===== Records supplied
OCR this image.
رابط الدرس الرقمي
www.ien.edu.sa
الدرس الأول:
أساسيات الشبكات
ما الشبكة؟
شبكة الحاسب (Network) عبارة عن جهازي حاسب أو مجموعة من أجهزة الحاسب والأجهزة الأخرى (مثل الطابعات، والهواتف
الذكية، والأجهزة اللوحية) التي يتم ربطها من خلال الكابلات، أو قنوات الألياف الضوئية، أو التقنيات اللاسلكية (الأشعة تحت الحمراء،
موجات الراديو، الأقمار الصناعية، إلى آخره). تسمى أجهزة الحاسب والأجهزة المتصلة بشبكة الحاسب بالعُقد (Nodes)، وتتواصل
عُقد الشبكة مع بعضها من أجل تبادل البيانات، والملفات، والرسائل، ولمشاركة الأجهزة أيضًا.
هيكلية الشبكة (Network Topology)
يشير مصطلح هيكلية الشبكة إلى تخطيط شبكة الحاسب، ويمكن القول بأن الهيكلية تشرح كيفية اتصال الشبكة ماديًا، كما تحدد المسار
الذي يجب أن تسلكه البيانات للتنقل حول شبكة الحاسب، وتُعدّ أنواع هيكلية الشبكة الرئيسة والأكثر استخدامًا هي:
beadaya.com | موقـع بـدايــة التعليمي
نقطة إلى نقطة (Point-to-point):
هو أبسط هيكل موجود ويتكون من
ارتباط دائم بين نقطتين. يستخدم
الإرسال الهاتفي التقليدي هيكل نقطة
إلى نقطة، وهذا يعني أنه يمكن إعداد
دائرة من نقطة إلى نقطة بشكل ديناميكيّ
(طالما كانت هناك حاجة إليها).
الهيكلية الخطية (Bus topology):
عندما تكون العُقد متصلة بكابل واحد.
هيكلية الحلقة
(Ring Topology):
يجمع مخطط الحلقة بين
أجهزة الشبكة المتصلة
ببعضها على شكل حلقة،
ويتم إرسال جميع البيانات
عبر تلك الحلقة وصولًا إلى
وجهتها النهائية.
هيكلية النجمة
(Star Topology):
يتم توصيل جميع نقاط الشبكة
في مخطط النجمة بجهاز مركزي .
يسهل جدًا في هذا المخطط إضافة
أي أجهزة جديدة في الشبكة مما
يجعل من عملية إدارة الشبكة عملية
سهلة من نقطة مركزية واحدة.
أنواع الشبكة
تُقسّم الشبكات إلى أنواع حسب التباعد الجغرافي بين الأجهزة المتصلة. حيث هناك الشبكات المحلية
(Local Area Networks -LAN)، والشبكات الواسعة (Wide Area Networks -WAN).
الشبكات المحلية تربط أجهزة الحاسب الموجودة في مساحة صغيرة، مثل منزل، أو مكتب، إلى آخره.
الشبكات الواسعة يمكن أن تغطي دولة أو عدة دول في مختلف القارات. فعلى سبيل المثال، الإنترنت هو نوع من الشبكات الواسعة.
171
==========
▶ **Task instructions**
Report the number of lines in the entries above that include the string "أنواع". Give nothing but the number.

▶ **Answer for the task**
3